(Rows from a figure dataset)
** Begin **

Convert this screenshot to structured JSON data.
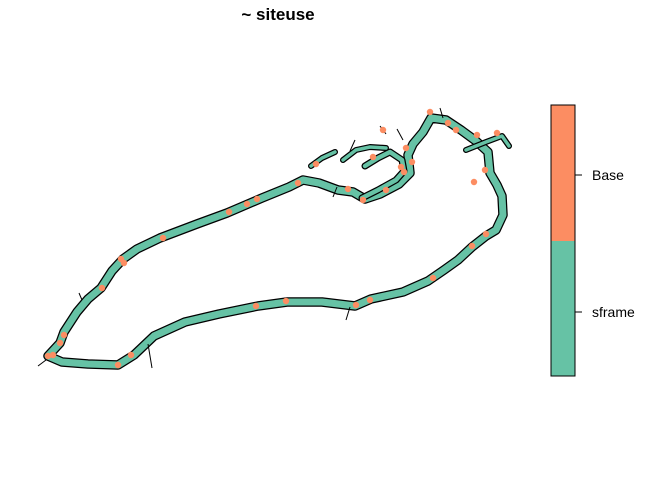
{
  "title": "~ siteuse",
  "legend": {
    "categories": [
      {
        "label": "Base",
        "color": "#FC8D62"
      },
      {
        "label": "sframe",
        "color": "#66C2A5"
      }
    ]
  },
  "colors": {
    "shoreline_band": "#66C2A5",
    "base_site": "#FC8D62",
    "outline": "#000000"
  }
}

** End **

◆ Task details ◆
Write out the full set of lines verbatim, without the pictures.

◆ Task solution ◆
Convert this screenshot to structured JSON data.
{
  "title": "~ siteuse",
  "legend": {
    "categories": [
      {
        "label": "Base",
        "color": "#FC8D62"
      },
      {
        "label": "sframe",
        "color": "#66C2A5"
      }
    ]
  },
  "colors": {
    "shoreline_band": "#66C2A5",
    "base_site": "#FC8D62",
    "outline": "#000000"
  }
}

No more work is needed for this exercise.